Records from a dataset:
* Begin *

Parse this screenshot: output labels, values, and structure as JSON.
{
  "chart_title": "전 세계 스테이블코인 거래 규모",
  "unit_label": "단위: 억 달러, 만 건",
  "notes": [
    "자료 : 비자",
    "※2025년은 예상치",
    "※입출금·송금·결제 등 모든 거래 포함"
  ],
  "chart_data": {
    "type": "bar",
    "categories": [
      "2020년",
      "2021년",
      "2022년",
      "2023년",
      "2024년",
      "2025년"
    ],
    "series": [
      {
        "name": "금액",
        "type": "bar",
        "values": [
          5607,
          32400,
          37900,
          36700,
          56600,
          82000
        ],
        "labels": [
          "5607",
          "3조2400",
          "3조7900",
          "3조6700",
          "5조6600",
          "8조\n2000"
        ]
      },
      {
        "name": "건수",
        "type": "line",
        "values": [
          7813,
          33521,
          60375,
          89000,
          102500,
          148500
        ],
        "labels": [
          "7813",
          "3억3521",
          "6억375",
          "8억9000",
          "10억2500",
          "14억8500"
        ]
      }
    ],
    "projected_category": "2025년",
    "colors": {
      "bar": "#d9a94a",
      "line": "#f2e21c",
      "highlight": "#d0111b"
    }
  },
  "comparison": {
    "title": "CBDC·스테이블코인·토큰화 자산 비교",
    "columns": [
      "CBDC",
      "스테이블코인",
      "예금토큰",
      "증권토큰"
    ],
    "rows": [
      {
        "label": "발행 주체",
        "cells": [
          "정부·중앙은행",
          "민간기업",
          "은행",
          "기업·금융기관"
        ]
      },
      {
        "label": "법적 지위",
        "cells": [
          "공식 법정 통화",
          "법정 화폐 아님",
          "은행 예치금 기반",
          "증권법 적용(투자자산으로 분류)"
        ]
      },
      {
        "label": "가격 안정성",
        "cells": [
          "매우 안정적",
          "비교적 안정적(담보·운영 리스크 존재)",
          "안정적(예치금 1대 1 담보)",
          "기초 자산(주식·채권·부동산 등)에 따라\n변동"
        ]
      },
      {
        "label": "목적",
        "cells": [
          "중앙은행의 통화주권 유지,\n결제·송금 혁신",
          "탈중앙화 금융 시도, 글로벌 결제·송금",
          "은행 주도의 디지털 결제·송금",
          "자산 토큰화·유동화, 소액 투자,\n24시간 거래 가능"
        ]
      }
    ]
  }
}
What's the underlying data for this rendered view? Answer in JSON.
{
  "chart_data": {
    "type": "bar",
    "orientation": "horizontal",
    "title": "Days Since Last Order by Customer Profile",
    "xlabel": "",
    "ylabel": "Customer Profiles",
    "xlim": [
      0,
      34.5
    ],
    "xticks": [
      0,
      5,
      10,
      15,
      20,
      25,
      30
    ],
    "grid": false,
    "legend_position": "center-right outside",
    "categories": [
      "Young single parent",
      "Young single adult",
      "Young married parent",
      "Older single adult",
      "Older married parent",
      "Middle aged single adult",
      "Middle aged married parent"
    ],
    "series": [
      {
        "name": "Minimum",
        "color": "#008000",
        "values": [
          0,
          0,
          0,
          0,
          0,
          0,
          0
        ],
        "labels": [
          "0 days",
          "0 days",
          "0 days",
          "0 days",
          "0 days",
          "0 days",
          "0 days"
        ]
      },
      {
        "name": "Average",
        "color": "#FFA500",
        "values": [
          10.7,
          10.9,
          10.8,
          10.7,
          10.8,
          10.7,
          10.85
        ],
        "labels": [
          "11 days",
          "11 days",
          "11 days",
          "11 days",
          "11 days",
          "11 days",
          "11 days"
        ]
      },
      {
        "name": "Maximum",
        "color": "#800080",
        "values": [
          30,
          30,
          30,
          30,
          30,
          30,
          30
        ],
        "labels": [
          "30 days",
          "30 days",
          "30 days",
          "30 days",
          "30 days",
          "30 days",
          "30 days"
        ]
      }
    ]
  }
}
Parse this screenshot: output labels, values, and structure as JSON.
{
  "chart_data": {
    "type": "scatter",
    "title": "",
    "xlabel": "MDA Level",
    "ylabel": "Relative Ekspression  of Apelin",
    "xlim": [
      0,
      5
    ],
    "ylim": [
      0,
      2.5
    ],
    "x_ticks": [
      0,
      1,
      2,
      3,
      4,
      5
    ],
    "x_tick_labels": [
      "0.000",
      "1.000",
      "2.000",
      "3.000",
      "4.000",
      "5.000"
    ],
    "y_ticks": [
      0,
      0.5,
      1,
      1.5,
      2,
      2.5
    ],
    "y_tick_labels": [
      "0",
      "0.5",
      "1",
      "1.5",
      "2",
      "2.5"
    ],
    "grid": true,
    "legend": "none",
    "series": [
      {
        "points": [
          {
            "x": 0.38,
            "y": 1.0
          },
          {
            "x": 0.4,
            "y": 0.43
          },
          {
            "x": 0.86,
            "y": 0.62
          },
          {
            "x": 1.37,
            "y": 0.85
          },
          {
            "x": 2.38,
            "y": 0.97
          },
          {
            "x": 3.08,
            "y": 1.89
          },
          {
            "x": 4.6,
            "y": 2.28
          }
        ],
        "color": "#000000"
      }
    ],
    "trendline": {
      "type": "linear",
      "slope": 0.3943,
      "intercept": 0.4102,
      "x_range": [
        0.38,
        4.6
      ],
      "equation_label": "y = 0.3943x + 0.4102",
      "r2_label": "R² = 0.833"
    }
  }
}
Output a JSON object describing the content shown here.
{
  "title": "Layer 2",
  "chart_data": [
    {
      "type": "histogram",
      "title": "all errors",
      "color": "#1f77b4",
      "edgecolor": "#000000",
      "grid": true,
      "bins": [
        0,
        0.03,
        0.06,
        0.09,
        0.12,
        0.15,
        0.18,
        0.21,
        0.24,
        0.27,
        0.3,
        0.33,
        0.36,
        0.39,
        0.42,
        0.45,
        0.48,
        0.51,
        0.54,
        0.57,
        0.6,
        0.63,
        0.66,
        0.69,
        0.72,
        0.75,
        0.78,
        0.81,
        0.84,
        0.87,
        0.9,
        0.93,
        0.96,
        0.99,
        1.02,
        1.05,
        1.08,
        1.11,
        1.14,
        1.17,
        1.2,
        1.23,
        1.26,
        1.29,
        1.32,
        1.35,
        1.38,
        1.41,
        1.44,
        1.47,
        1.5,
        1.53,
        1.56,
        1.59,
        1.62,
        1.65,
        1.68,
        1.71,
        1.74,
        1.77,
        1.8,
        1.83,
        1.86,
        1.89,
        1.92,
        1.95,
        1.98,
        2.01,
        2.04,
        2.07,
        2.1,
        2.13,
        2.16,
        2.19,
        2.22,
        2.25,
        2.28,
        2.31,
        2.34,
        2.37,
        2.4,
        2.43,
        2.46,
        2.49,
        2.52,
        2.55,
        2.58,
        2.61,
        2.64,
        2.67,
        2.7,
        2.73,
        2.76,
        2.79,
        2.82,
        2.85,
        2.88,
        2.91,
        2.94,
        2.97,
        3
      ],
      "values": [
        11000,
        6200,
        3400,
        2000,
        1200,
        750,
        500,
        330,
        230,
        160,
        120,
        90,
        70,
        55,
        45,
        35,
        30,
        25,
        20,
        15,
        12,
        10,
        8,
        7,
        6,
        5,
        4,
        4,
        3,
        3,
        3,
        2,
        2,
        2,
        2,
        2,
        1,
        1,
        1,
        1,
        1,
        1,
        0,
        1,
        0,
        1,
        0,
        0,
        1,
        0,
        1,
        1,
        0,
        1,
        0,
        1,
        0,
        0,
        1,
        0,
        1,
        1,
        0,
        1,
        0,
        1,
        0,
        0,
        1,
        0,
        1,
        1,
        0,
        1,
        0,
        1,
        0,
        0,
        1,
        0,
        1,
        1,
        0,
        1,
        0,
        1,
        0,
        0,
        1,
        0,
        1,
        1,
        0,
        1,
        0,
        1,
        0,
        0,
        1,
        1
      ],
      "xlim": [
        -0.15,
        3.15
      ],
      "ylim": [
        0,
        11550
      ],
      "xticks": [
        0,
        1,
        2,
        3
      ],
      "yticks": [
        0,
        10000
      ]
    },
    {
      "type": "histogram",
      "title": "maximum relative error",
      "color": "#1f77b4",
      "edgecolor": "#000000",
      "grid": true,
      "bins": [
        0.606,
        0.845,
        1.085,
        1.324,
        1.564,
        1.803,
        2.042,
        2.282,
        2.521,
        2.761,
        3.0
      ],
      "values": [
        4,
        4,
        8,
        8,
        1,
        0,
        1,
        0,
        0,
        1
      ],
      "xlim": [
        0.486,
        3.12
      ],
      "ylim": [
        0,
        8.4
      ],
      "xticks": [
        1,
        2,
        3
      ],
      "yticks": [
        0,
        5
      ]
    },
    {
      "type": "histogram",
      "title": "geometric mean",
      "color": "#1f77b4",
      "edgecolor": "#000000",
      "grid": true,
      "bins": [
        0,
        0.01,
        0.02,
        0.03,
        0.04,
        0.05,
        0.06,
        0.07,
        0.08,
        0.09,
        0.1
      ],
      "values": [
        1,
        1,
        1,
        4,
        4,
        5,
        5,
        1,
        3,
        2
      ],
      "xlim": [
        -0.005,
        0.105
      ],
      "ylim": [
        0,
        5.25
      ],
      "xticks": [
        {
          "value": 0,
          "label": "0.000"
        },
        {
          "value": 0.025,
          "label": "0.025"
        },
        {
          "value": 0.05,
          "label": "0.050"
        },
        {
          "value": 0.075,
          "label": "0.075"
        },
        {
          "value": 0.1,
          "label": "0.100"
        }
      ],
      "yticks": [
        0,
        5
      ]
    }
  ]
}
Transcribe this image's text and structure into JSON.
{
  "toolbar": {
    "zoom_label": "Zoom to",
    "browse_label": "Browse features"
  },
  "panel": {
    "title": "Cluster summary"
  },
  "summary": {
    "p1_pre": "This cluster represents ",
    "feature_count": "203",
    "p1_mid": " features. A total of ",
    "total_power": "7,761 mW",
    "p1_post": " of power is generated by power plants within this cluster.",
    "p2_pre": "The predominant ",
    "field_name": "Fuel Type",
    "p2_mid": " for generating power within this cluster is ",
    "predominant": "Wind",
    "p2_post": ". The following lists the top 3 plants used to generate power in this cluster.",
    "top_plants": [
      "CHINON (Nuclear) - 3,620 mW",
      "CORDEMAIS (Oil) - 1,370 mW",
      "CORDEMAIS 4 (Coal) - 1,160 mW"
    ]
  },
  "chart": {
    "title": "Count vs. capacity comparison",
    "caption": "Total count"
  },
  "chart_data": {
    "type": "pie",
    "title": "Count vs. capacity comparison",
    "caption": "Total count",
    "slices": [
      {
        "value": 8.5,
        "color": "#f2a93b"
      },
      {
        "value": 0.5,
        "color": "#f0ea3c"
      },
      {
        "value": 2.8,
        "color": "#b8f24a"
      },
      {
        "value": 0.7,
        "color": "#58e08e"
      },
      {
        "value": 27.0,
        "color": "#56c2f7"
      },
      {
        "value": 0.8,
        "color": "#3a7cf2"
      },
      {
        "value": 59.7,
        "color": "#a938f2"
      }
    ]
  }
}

* End *

▶ **Stated task**:
Find each line holding "Middle". Copy it out.

▶ **Solution to this exercise**:
      "Middle aged single adult",
      "Middle aged married parent"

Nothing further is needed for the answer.